▶ [TASK TO COMPLETE]: Each record is to be transcribed exactly.

begin DATA RECORDS

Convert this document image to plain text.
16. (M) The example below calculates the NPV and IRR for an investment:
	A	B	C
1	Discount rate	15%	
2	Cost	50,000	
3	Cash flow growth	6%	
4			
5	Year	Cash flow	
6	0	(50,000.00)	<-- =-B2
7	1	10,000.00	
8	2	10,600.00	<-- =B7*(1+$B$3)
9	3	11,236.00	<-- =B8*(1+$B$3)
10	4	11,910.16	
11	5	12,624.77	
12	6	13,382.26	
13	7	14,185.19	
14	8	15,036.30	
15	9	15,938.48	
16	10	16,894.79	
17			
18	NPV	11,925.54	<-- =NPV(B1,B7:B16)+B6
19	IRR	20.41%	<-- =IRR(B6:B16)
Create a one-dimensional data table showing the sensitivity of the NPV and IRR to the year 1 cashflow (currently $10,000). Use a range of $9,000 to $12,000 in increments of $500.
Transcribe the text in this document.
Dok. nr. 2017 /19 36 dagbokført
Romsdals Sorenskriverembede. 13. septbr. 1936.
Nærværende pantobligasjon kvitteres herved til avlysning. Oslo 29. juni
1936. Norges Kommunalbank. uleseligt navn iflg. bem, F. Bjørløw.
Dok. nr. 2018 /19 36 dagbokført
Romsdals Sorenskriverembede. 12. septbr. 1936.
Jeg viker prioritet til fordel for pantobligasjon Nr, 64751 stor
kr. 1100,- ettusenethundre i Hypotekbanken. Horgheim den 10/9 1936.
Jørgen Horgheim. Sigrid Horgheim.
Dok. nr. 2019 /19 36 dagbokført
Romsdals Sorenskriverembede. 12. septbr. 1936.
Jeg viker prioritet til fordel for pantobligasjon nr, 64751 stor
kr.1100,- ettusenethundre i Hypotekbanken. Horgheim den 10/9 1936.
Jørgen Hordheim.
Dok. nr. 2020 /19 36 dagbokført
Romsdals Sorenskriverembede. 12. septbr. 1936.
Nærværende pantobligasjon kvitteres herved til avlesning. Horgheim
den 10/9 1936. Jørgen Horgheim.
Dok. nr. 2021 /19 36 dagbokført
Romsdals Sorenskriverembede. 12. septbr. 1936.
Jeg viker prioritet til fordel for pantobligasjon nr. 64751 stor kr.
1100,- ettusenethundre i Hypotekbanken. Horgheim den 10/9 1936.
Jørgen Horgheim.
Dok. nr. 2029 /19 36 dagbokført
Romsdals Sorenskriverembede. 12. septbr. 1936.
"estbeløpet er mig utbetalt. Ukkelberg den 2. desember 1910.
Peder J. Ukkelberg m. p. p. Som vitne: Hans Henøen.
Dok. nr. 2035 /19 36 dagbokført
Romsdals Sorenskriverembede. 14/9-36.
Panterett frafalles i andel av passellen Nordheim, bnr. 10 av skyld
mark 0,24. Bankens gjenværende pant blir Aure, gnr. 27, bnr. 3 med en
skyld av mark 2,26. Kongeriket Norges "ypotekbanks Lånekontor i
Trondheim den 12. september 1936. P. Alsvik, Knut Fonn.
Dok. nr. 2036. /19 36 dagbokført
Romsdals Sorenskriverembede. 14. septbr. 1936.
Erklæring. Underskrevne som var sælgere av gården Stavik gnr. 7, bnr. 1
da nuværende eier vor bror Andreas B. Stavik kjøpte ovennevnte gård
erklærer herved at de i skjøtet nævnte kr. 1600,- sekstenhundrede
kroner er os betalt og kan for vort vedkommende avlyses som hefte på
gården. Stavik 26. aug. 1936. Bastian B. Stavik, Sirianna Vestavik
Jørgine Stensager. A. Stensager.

end DATA RECORDS

▶ [RESULT OF THE TASK]:
Convert this document image to plain text.
16. (M) The example below calculates the NPV and IRR for an investment:
	A	B	C
1	Discount rate	15%	
2	Cost	50,000	
3	Cash flow growth	6%	
4			
5	Year	Cash flow	
6	0	(50,000.00)	<-- =-B2
7	1	10,000.00	
8	2	10,600.00	<-- =B7*(1+$B$3)
9	3	11,236.00	<-- =B8*(1+$B$3)
10	4	11,910.16	
11	5	12,624.77	
12	6	13,382.26	
13	7	14,185.19	
14	8	15,036.30	
15	9	15,938.48	
16	10	16,894.79	
17			
18	NPV	11,925.54	<-- =NPV(B1,B7:B16)+B6
19	IRR	20.41%	<-- =IRR(B6:B16)
Create a one-dimensional data table showing the sensitivity of the NPV and IRR to the year 1 cashflow (currently $10,000). Use a range of $9,000 to $12,000 in increments of $500.
Transcribe the text in this document.
Dok. nr. 2017 /19 36 dagbokført
Romsdals Sorenskriverembede. 13. septbr. 1936.
Nærværende pantobligasjon kvitteres herved til avlysning. Oslo 29. juni
1936. Norges Kommunalbank. uleseligt navn iflg. bem, F. Bjørløw.
Dok. nr. 2018 /19 36 dagbokført
Romsdals Sorenskriverembede. 12. septbr. 1936.
Jeg viker prioritet til fordel for pantobligasjon Nr, 64751 stor
kr. 1100,- ettusenethundre i Hypotekbanken. Horgheim den 10/9 1936.
Jørgen Horgheim. Sigrid Horgheim.
Dok. nr. 2019 /19 36 dagbokført
Romsdals Sorenskriverembede. 12. septbr. 1936.
Jeg viker prioritet til fordel for pantobligasjon nr, 64751 stor
kr.1100,- ettusenethundre i Hypotekbanken. Horgheim den 10/9 1936.
Jørgen Hordheim.
Dok. nr. 2020 /19 36 dagbokført
Romsdals Sorenskriverembede. 12. septbr. 1936.
Nærværende pantobligasjon kvitteres herved til avlesning. Horgheim
den 10/9 1936. Jørgen Horgheim.
Dok. nr. 2021 /19 36 dagbokført
Romsdals Sorenskriverembede. 12. septbr. 1936.
Jeg viker prioritet til fordel for pantobligasjon nr. 64751 stor kr.
1100,- ettusenethundre i Hypotekbanken. Horgheim den 10/9 1936.
Jørgen Horgheim.
Dok. nr. 2029 /19 36 dagbokført
Romsdals Sorenskriverembede. 12. septbr. 1936.
"estbeløpet er mig utbetalt. Ukkelberg den 2. desember 1910.
Peder J. Ukkelberg m. p. p. Som vitne: Hans Henøen.
Dok. nr. 2035 /19 36 dagbokført
Romsdals Sorenskriverembede. 14/9-36.
Panterett frafalles i andel av passellen Nordheim, bnr. 10 av skyld
mark 0,24. Bankens gjenværende pant blir Aure, gnr. 27, bnr. 3 med en
skyld av mark 2,26. Kongeriket Norges "ypotekbanks Lånekontor i
Trondheim den 12. september 1936. P. Alsvik, Knut Fonn.
Dok. nr. 2036. /19 36 dagbokført
Romsdals Sorenskriverembede. 14. septbr. 1936.
Erklæring. Underskrevne som var sælgere av gården Stavik gnr. 7, bnr. 1
da nuværende eier vor bror Andreas B. Stavik kjøpte ovennevnte gård
erklærer herved at de i skjøtet nævnte kr. 1600,- sekstenhundrede
kroner er os betalt og kan for vort vedkommende avlyses som hefte på
gården. Stavik 26. aug. 1936. Bastian B. Stavik, Sirianna Vestavik
Jørgine Stensager. A. Stensager.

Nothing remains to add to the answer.